*CHALLENGE*:
Gather all lines in the data that hold the string "теплопотребляющих".

[Saved data entries]
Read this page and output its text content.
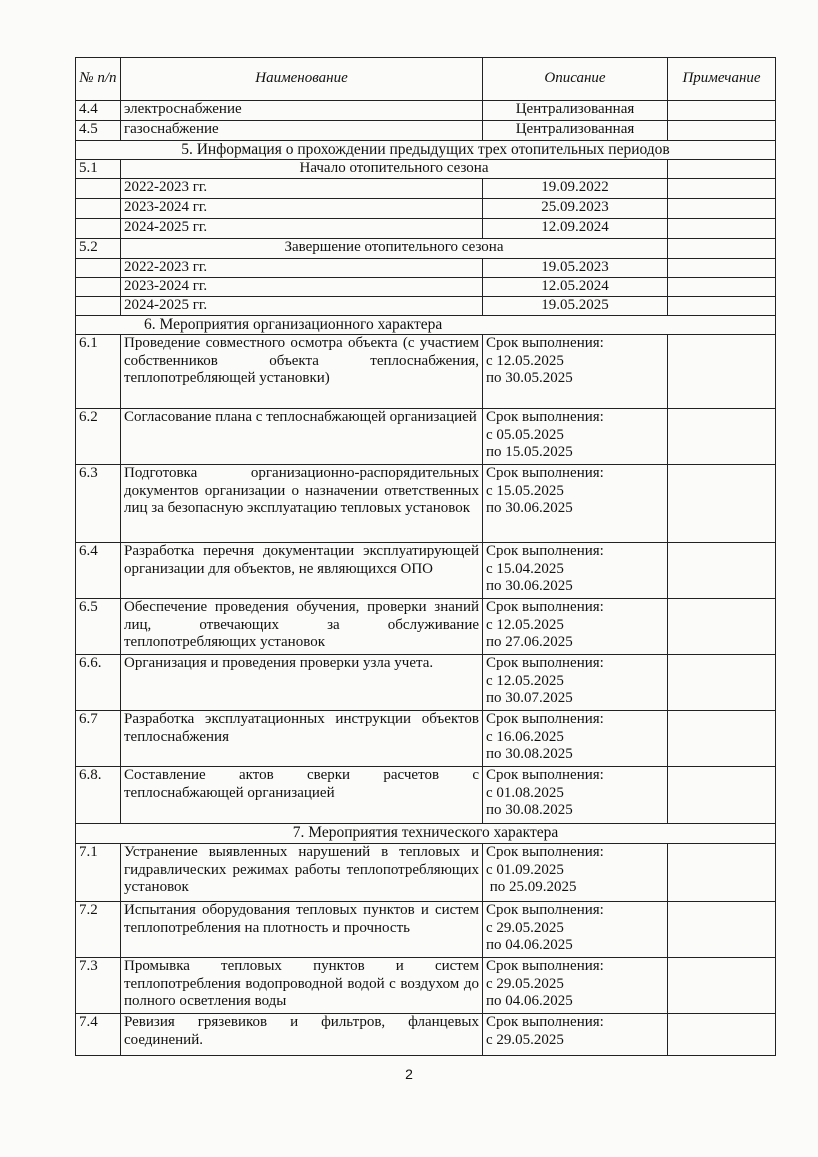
№ п/п	Наименование	Описание	Примечание
4.4	электроснабжение	Централизованная	
4.5	газоснабжение	Централизованная	
5. Информация о прохождении предыдущих трех отопительных периодов			
5.1	Начало отопительного сезона		
	2022-2023 гг.	19.09.2022	
	2023-2024 гг.	25.09.2023	
	2024-2025 гг.	12.09.2024	
5.2	Завершение отопительного сезона		
	2022-2023 гг.	19.05.2023	
	2023-2024 гг.	12.05.2024	
	2024-2025 гг.	19.05.2025	
6. Мероприятия организационного характера			
6.1	Проведение совместного осмотра объекта (с участием собственников объекта теплоснабжения, теплопотребляющей установки)	Срок выполнения:
с 12.05.2025
по 30.05.2025	

6.2	Согласование плана с теплоснабжающей организацией	Срок выполнения:
с 05.05.2025
по 15.05.2025	

6.3	Подготовка организационно-распорядительных документов организации о назначении ответственных лиц за безопасную эксплуатацию тепловых установок	Срок выполнения:
с 15.05.2025
по 30.06.2025	

6.4	Разработка перечня документации эксплуатирующей организации для объектов, не являющихся ОПО	Срок выполнения:
с 15.04.2025
по 30.06.2025	

6.5	Обеспечение проведения обучения, проверки знаний лиц, отвечающих за обслуживание теплопотребляющих установок	Срок выполнения:
с 12.05.2025
по 27.06.2025	

6.6.	Организация и проведения проверки узла учета.	Срок выполнения:
с 12.05.2025
по 30.07.2025	

6.7	Разработка эксплуатационных инструкции объектов теплоснабжения	Срок выполнения:
с 16.06.2025
по 30.08.2025	

6.8.	Составление актов сверки расчетов с теплоснабжающей организацией	Срок выполнения:
с 01.08.2025
по 30.08.2025	

7. Мероприятия технического характера			
7.1	Устранение выявленных нарушений в тепловых и гидравлических режимах работы теплопотребляющих установок	Срок выполнения:
с 01.09.2025
по 25.09.2025	

7.2	Испытания оборудования тепловых пунктов и систем теплопотребления на плотность и прочность	Срок выполнения:
с 29.05.2025
по 04.06.2025	

7.3	Промывка тепловых пунктов и систем теплопотребления водопроводной водой с воздухом до полного осветления воды	Срок выполнения:
с 29.05.2025
по 04.06.2025	

7.4	Ревизия грязевиков и фильтров, фланцевых соединений.	Срок выполнения:
с 29.05.2025	

2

*EXERCISE SOLUTION*:
6.5	Обеспечение проведения обучения, проверки знаний лиц, отвечающих за обслуживание теплопотребляющих установок	Срок выполнения:
7.1	Устранение выявленных нарушений в тепловых и гидравлических режимах работы теплопотребляющих установок	Срок выполнения:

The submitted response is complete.